(Data entries)
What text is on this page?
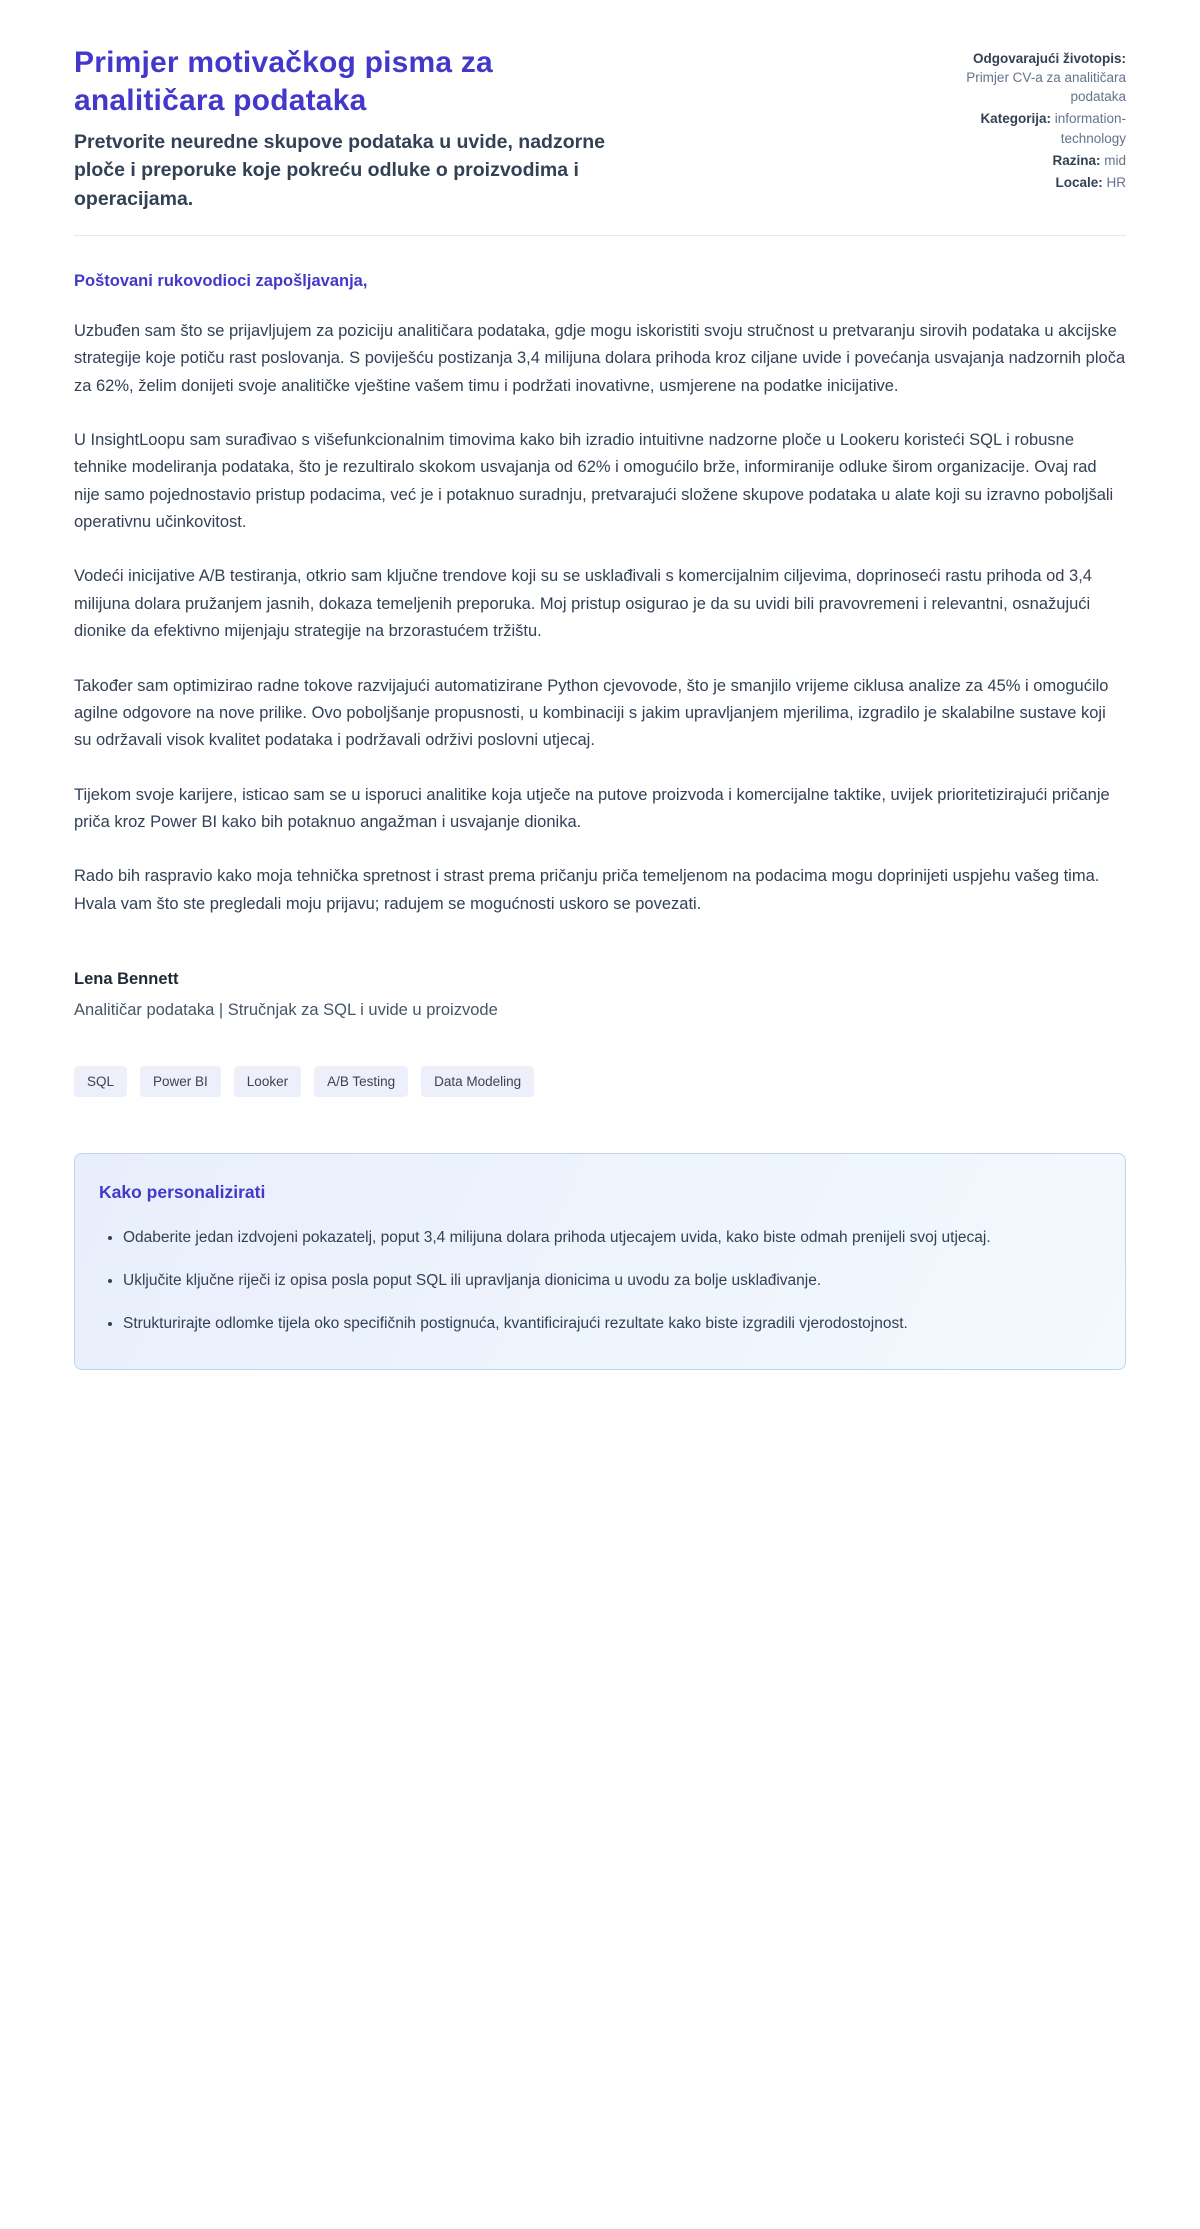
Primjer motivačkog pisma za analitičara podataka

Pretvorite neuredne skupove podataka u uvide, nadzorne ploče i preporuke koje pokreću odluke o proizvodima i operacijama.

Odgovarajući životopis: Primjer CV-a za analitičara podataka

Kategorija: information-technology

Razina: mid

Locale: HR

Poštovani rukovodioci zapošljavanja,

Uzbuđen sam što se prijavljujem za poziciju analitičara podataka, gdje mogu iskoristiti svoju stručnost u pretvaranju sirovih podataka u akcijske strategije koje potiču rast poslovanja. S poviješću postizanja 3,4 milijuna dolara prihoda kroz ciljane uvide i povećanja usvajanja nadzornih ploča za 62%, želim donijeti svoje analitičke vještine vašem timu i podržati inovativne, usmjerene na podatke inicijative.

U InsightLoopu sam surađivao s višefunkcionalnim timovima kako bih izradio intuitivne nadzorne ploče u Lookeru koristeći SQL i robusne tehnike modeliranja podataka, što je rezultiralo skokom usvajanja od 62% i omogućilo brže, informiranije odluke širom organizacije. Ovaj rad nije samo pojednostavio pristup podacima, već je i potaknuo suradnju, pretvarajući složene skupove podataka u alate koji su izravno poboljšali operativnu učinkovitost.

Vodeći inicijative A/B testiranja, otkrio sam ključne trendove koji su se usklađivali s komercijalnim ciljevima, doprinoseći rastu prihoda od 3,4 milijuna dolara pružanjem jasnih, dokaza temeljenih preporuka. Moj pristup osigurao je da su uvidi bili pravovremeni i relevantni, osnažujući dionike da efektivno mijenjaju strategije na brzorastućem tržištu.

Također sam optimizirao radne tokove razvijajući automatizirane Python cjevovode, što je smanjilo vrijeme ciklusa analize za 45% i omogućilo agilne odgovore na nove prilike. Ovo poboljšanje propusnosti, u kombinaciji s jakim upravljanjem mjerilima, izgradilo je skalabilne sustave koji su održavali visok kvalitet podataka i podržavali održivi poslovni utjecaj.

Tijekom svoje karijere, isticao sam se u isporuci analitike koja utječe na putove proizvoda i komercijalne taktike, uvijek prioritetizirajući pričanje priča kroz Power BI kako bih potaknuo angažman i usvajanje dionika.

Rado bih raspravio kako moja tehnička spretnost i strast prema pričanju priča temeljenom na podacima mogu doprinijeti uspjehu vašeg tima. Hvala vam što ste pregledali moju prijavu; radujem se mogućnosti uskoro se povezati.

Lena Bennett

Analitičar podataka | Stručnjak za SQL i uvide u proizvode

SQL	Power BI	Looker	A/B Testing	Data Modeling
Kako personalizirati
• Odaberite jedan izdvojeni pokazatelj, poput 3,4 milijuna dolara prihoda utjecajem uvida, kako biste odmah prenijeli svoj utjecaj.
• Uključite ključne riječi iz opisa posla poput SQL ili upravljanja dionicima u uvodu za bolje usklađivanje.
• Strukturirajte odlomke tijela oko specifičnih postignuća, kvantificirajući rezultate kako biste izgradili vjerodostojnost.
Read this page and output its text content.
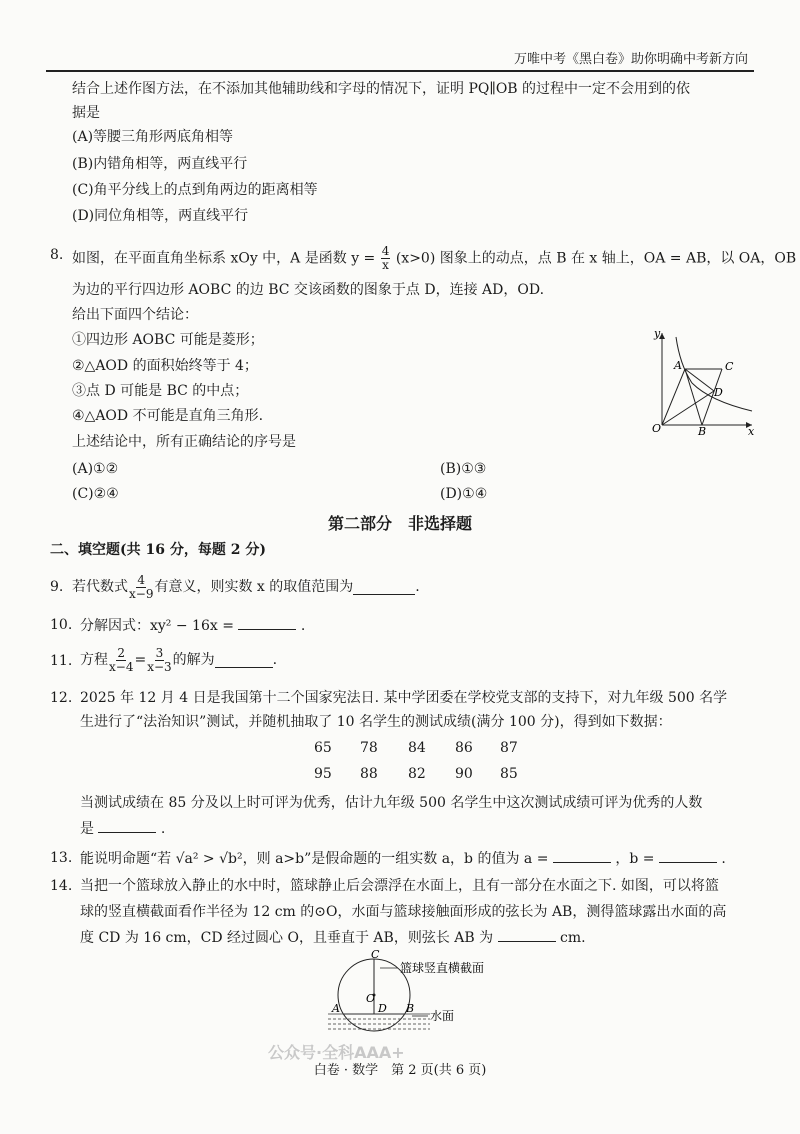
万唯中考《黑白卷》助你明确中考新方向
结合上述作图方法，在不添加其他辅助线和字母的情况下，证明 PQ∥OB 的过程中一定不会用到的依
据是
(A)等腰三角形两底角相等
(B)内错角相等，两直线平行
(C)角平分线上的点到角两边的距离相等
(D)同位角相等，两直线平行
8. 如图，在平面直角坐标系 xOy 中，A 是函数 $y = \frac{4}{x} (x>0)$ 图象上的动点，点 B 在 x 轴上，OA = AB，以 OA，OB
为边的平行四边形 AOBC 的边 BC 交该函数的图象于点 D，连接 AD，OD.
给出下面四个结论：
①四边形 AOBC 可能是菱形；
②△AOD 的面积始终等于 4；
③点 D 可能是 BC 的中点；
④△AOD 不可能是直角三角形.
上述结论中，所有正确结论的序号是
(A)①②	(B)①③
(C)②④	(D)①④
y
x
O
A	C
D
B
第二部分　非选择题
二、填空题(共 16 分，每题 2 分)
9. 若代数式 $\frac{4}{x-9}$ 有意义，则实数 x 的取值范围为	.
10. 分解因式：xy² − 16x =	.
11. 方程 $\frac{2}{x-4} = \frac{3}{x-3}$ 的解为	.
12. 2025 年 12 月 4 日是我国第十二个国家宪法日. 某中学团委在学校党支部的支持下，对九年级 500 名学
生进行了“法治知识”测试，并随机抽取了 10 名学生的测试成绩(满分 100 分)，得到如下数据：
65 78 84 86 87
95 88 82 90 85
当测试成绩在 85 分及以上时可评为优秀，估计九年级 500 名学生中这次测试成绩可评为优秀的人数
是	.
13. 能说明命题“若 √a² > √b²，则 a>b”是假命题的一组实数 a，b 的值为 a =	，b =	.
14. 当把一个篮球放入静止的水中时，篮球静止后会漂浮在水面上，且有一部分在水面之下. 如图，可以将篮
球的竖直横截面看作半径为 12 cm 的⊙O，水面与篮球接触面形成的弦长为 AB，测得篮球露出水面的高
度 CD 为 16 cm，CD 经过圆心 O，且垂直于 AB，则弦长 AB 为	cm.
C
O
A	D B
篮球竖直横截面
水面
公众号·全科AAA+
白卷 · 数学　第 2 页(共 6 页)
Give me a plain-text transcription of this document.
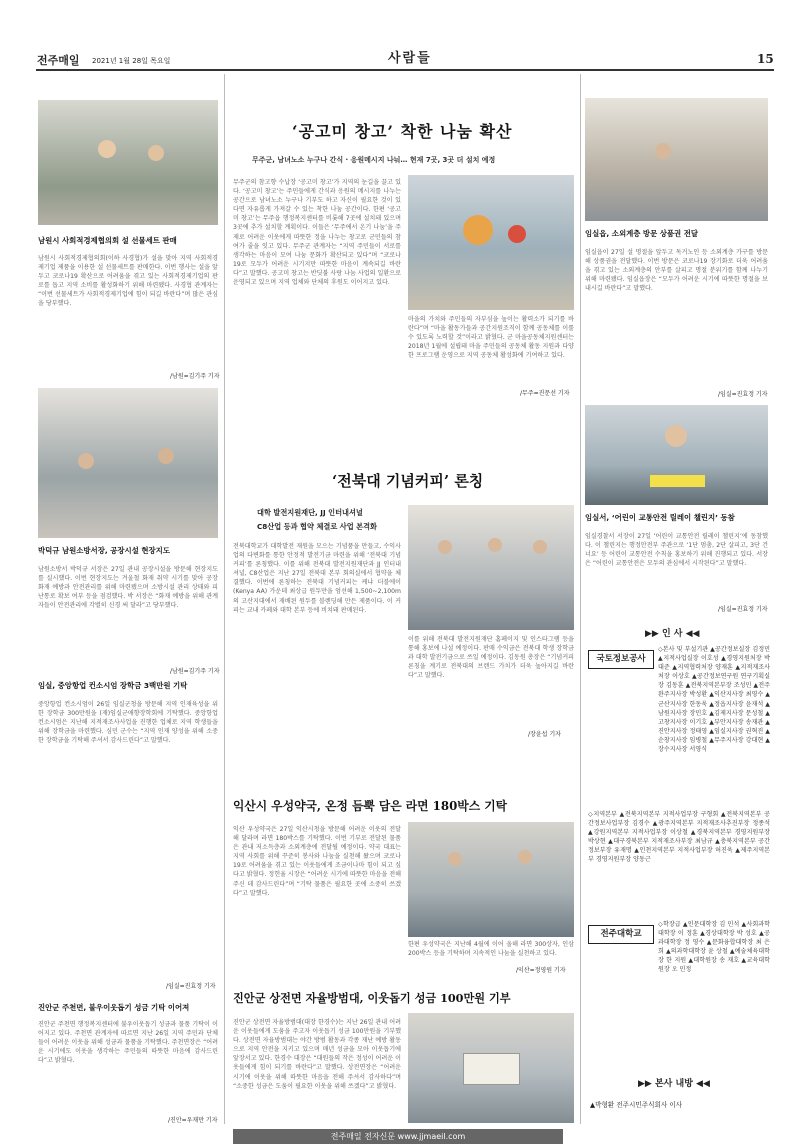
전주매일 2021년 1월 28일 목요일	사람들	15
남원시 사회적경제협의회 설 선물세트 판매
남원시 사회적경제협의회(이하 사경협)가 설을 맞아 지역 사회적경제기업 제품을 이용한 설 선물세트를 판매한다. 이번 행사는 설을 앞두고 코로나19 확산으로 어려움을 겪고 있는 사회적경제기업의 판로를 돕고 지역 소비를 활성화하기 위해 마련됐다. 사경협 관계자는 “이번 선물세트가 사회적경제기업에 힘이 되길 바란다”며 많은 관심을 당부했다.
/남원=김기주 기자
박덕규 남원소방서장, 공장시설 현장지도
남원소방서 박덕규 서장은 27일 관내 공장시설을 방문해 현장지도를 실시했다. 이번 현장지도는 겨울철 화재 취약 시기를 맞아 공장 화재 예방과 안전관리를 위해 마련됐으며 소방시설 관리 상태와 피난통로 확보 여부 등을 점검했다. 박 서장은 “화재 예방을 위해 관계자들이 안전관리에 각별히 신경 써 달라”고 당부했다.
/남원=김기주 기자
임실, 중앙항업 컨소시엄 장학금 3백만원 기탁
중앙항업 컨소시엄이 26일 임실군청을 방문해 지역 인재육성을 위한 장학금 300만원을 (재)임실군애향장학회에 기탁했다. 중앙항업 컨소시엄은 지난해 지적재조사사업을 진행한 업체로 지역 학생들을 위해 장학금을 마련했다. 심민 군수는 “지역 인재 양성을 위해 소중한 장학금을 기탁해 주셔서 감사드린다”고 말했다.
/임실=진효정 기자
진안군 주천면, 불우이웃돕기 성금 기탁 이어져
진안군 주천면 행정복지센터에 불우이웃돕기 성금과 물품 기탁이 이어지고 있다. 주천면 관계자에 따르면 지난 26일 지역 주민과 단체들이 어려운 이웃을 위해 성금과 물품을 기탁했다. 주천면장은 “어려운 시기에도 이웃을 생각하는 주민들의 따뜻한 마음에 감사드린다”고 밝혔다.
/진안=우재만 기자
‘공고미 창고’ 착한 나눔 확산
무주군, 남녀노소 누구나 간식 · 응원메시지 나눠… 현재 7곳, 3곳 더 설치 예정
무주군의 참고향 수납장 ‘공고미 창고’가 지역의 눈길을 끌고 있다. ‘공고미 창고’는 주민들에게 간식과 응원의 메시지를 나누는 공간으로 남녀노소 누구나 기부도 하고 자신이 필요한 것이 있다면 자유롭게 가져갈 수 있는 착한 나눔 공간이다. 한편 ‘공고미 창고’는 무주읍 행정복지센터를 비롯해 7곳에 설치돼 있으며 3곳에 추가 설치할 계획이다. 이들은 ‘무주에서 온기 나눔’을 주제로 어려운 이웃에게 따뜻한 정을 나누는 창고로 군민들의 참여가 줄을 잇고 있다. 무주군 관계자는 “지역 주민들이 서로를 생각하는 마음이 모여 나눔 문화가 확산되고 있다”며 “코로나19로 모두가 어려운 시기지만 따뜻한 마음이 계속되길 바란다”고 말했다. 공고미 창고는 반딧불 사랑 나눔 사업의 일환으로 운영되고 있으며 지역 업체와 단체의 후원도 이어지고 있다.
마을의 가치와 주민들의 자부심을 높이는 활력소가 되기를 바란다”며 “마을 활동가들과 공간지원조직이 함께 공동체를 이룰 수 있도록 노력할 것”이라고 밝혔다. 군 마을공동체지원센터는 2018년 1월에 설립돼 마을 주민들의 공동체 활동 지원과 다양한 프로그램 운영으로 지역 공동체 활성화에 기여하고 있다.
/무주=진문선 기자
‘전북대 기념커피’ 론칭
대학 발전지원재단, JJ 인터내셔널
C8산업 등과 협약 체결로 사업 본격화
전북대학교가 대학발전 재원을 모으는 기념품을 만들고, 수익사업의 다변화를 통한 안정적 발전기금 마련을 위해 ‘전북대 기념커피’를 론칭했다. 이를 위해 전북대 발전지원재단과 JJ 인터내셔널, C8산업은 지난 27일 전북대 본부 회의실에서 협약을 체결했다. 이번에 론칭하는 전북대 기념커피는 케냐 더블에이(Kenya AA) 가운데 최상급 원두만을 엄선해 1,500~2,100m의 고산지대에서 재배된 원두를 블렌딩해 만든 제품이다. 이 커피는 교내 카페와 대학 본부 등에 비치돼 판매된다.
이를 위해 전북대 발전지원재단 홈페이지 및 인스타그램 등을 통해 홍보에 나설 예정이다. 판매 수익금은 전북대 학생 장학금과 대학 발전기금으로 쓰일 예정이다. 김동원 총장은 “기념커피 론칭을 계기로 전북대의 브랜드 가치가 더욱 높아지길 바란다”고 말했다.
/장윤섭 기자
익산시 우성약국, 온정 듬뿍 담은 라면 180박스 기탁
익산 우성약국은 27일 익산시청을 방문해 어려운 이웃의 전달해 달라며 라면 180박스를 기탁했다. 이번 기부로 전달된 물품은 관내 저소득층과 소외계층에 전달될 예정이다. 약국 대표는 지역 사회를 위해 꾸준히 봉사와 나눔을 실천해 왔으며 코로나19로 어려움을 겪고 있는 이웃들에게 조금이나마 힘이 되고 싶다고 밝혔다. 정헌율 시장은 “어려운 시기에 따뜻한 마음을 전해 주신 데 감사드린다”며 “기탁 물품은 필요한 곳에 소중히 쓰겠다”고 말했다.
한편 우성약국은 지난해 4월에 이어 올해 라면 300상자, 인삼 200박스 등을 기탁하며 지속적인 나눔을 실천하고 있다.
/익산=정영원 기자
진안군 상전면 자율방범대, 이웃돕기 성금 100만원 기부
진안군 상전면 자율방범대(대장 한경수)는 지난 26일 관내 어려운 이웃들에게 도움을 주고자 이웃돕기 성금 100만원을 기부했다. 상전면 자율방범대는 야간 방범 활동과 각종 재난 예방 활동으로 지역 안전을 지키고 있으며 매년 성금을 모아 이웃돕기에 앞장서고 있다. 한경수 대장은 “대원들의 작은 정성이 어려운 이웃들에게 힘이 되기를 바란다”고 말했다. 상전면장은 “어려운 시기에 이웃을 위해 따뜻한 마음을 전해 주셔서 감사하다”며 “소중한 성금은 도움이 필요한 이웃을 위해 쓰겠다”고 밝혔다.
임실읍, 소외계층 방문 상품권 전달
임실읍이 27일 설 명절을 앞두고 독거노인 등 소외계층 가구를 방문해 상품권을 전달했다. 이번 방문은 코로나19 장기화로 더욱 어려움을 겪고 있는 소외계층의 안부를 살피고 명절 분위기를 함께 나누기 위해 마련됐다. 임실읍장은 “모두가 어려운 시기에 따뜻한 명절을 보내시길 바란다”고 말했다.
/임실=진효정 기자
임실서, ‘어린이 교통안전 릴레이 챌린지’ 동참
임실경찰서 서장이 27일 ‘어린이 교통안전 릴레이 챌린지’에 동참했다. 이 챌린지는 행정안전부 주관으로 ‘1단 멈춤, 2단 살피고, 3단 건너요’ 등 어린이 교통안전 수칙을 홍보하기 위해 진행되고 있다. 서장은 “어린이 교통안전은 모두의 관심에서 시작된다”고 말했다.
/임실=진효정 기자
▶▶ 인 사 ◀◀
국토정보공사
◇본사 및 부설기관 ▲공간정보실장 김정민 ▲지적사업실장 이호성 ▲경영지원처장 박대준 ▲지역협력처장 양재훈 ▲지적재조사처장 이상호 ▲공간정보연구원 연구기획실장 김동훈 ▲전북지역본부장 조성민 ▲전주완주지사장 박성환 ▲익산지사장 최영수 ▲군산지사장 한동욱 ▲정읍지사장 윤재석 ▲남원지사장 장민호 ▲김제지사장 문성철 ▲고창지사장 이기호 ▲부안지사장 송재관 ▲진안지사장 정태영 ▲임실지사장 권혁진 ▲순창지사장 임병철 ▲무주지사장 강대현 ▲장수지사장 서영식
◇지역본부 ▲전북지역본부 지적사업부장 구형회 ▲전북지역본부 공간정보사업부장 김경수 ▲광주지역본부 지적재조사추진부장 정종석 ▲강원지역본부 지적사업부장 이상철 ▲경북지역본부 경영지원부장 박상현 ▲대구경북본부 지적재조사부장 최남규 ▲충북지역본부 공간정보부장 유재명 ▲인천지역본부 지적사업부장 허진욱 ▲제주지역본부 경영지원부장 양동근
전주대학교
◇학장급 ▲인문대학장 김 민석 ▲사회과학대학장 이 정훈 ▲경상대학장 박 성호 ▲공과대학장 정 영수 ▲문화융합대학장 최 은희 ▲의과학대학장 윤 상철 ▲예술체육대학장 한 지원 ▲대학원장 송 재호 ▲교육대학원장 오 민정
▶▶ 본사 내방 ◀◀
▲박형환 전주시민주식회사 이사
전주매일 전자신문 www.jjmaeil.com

_WHAT YOU HAVE TO DO_: Scan the material above for the string "Primjer" and return the lines that hold it.

_THE ANSWER_:
Primjer motivačkog pisma za analitičara podataka
Odgovarajući životopis: Primjer CV-a za analitičara podataka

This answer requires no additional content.